Stored items:
· · ·

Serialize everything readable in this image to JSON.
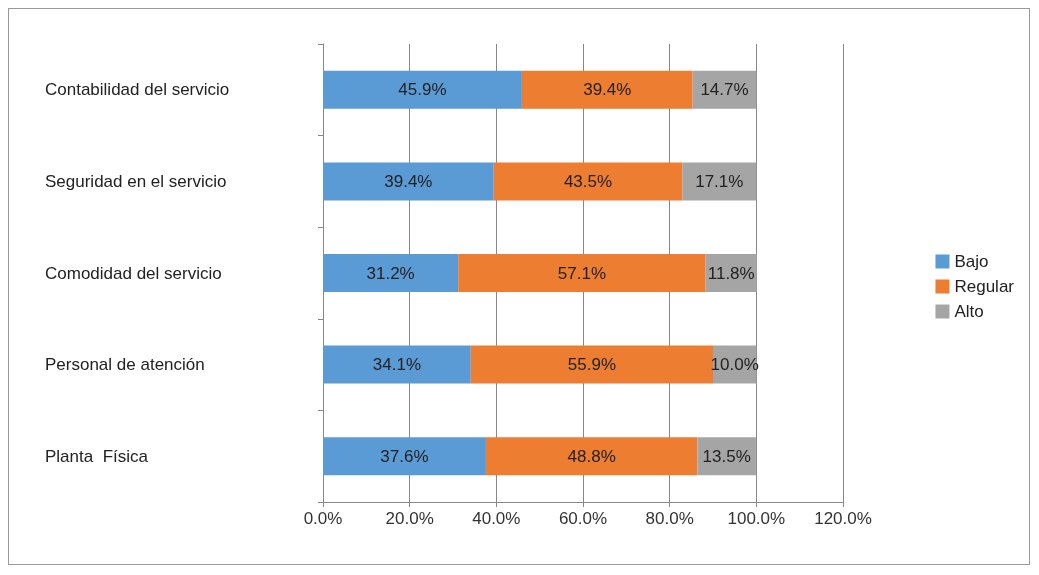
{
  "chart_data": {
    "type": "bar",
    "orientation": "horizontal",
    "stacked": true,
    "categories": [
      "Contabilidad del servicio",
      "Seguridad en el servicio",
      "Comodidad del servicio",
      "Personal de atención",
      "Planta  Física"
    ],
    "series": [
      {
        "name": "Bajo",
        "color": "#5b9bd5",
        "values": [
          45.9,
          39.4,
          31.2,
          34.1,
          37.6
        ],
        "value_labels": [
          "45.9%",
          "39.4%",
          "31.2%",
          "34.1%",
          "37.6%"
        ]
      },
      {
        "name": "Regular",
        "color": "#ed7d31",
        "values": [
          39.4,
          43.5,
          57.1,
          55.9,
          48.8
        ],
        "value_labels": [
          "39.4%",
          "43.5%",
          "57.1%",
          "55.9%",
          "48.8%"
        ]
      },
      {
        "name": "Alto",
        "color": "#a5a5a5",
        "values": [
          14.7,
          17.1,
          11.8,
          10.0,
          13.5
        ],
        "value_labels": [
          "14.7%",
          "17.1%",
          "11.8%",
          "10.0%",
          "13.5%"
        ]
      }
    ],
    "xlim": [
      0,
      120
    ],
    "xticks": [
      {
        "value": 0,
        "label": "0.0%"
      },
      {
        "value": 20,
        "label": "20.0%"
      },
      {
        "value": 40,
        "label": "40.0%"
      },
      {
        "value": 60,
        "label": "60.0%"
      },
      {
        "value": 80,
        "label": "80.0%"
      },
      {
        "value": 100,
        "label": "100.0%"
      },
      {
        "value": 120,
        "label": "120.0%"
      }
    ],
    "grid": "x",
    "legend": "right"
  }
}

· · ·

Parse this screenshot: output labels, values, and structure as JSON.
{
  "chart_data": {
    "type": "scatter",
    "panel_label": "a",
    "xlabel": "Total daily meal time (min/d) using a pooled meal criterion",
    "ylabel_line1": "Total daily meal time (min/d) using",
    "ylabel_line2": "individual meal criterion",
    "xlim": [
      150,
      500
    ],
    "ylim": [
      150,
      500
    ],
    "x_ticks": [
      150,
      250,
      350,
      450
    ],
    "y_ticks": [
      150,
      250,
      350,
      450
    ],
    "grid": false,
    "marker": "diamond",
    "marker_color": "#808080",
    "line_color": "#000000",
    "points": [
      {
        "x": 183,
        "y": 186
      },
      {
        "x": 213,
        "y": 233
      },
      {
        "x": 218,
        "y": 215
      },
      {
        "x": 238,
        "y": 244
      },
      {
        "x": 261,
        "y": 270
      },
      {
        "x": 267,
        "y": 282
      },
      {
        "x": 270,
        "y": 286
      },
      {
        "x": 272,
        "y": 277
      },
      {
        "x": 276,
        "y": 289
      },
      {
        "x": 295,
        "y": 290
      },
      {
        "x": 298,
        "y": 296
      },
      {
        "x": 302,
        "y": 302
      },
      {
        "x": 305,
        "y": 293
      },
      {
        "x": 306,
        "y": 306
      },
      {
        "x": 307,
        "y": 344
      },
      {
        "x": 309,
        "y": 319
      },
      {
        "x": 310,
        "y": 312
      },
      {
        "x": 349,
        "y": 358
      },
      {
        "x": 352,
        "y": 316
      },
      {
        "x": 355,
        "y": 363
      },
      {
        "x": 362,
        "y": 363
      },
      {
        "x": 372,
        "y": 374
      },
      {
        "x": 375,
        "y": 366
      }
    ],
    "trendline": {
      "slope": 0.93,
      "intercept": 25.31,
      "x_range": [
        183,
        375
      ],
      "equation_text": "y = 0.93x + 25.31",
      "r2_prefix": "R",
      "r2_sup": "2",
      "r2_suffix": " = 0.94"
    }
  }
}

· · ·

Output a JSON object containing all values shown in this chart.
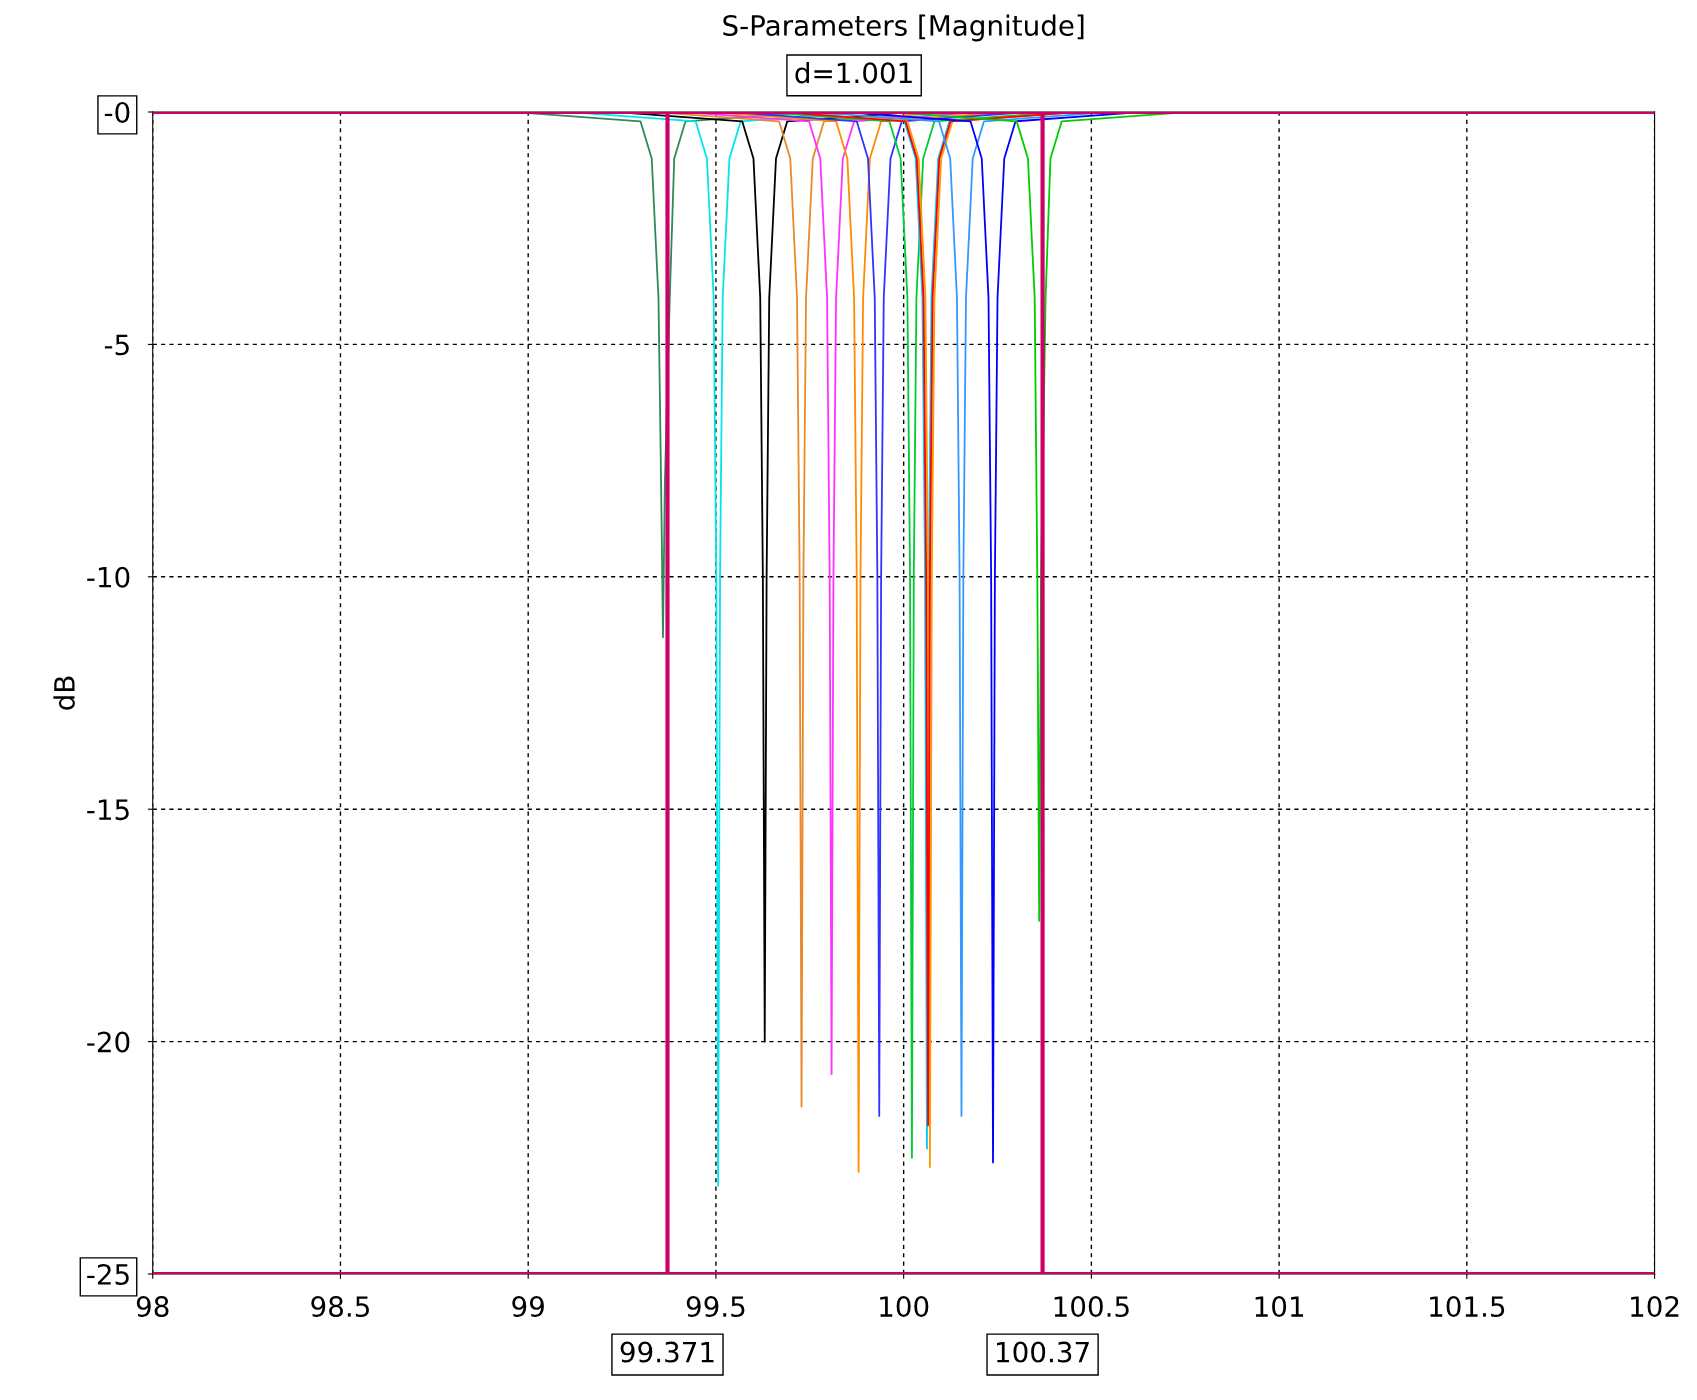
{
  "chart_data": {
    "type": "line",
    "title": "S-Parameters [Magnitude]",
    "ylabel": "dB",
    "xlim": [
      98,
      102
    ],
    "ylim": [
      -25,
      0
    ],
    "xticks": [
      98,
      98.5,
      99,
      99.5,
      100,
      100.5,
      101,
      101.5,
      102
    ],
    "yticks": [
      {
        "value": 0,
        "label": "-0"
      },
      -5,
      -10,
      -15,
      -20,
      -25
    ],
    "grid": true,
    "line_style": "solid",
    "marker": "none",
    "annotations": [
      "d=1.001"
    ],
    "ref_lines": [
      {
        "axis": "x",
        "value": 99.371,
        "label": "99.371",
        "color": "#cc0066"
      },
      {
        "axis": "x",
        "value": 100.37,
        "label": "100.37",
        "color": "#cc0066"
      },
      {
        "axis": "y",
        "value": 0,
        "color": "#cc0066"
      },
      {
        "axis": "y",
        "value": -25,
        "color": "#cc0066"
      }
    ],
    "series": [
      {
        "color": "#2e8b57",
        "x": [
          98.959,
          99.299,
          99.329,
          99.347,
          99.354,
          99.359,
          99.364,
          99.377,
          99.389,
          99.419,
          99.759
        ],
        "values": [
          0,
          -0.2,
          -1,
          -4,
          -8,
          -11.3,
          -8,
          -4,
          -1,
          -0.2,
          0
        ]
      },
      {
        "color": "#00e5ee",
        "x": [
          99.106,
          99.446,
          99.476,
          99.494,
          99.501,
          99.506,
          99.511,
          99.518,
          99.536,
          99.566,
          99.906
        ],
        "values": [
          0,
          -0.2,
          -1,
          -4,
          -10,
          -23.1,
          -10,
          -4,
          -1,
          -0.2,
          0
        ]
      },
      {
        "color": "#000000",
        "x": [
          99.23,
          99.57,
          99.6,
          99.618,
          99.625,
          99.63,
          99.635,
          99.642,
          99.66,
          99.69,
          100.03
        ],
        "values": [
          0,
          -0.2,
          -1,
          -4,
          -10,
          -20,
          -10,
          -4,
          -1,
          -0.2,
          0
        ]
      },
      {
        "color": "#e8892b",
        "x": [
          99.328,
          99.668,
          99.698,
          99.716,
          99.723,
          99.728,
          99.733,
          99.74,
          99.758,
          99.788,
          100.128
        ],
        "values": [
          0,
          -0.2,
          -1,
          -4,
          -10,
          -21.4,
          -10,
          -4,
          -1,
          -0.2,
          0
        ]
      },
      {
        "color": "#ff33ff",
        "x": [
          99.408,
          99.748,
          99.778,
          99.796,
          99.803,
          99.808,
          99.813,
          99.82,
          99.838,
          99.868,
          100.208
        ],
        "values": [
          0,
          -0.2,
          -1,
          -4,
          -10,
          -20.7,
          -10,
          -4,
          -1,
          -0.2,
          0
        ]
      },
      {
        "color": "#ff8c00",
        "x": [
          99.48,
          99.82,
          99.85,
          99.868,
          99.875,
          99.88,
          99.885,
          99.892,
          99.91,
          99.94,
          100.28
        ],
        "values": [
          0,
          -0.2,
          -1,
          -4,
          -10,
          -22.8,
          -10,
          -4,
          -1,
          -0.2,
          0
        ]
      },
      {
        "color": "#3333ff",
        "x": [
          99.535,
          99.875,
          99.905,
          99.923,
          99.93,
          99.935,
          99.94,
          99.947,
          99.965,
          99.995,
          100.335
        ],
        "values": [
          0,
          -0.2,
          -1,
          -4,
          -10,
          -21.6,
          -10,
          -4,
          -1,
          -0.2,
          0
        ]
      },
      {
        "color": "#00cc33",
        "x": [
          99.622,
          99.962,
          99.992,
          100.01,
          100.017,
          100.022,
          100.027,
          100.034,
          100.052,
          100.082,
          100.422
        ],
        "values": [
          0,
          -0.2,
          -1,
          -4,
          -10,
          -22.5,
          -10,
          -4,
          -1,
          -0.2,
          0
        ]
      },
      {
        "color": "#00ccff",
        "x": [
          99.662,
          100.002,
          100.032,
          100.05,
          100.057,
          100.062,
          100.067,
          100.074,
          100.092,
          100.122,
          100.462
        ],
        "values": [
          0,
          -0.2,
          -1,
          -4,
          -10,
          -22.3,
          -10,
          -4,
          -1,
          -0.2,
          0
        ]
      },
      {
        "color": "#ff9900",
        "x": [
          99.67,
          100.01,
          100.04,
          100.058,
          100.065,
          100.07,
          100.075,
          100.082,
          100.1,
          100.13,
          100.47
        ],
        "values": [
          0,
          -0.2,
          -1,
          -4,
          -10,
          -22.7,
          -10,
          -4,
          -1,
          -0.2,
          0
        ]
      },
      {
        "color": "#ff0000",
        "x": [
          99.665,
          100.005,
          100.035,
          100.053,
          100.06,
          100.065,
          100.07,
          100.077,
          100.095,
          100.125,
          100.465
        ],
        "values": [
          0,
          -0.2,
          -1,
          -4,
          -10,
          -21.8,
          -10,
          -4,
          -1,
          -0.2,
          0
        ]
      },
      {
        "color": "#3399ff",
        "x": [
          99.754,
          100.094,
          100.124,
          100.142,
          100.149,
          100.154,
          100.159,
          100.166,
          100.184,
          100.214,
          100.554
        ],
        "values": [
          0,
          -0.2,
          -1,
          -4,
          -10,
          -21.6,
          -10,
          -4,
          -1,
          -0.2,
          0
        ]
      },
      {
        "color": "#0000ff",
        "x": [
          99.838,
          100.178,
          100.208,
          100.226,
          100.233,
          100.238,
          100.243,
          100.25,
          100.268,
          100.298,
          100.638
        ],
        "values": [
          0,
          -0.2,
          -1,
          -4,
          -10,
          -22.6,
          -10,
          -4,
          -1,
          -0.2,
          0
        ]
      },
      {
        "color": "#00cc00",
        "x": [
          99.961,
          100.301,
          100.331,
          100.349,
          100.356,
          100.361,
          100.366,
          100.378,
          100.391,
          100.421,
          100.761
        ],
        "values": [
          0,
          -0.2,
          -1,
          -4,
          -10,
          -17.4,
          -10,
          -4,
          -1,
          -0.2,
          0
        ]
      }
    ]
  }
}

· · ·

_What is needed_
Check each line of the entries for the string "meal". Copy the lines that have it.

_Output_
    "xlabel": "Total daily meal time (min/d) using a pooled meal criterion",
    "ylabel_line1": "Total daily meal time (min/d) using",
    "ylabel_line2": "individual meal criterion",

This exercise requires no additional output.